## Extracted entries
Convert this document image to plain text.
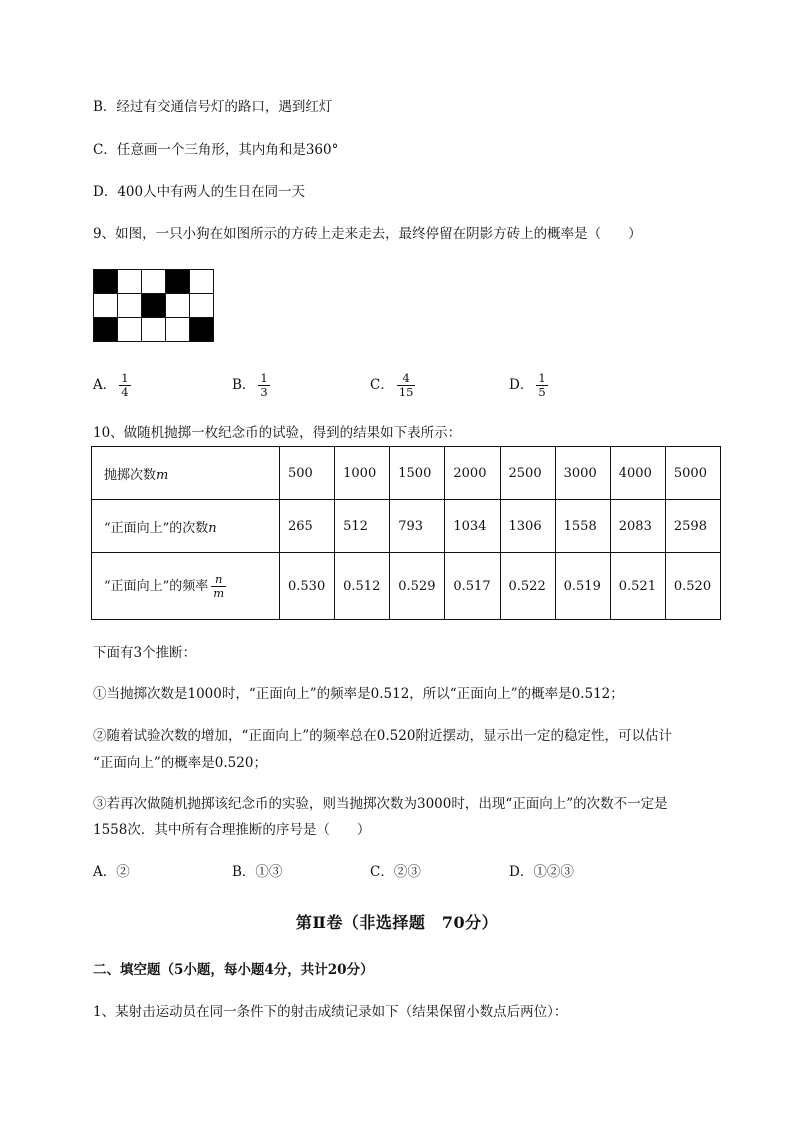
B．经过有交通信号灯的路口，遇到红灯
C．任意画一个三角形，其内角和是360°
D．400人中有两人的生日在同一天
9、如图，一只小狗在如图所示的方砖上走来走去，最终停留在阴影方砖上的概率是（　　）

A． $\frac{1}{4}$	B． $\frac{1}{3}$	C． $\frac{4}{15}$	D． $\frac{1}{5}$
10、做随机抛掷一枚纪念币的试验，得到的结果如下表所示：
抛掷次数m	500	1000	1500	2000	2500	3000	4000	5000
“正面向上”的次数n	265	512	793	1034	1306	1558	2083	2598
“正面向上”的频率 $\frac{n}{m}$	0.530	0.512	0.529	0.517	0.522	0.519	0.521	0.520
下面有3个推断：
①当抛掷次数是1000时，“正面向上”的频率是0.512，所以“正面向上”的概率是0.512；
②随着试验次数的增加，“正面向上”的频率总在0.520附近摆动，显示出一定的稳定性，可以估计
“正面向上”的概率是0.520；
③若再次做随机抛掷该纪念币的实验，则当抛掷次数为3000时，出现“正面向上”的次数不一定是
1558次．其中所有合理推断的序号是（　　）
A．②	B．①③	C．②③	D．①②③
第Ⅱ卷（非选择题　70分）
二、填空题（5小题，每小题4分，共计20分）
1、某射击运动员在同一条件下的射击成绩记录如下（结果保留小数点后两位）：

## Your instructions
Without the pictures, restate all the entries above exactly.

## The output
Convert this document image to plain text.
B．经过有交通信号灯的路口，遇到红灯
C．任意画一个三角形，其内角和是360°
D．400人中有两人的生日在同一天
9、如图，一只小狗在如图所示的方砖上走来走去，最终停留在阴影方砖上的概率是（　　）

A． $\frac{1}{4}$	B． $\frac{1}{3}$	C． $\frac{4}{15}$	D． $\frac{1}{5}$
10、做随机抛掷一枚纪念币的试验，得到的结果如下表所示：
抛掷次数m	500	1000	1500	2000	2500	3000	4000	5000
“正面向上”的次数n	265	512	793	1034	1306	1558	2083	2598
“正面向上”的频率 $\frac{n}{m}$	0.530	0.512	0.529	0.517	0.522	0.519	0.521	0.520
下面有3个推断：
①当抛掷次数是1000时，“正面向上”的频率是0.512，所以“正面向上”的概率是0.512；
②随着试验次数的增加，“正面向上”的频率总在0.520附近摆动，显示出一定的稳定性，可以估计
“正面向上”的概率是0.520；
③若再次做随机抛掷该纪念币的实验，则当抛掷次数为3000时，出现“正面向上”的次数不一定是
1558次．其中所有合理推断的序号是（　　）
A．②	B．①③	C．②③	D．①②③
第Ⅱ卷（非选择题　70分）
二、填空题（5小题，每小题4分，共计20分）
1、某射击运动员在同一条件下的射击成绩记录如下（结果保留小数点后两位）：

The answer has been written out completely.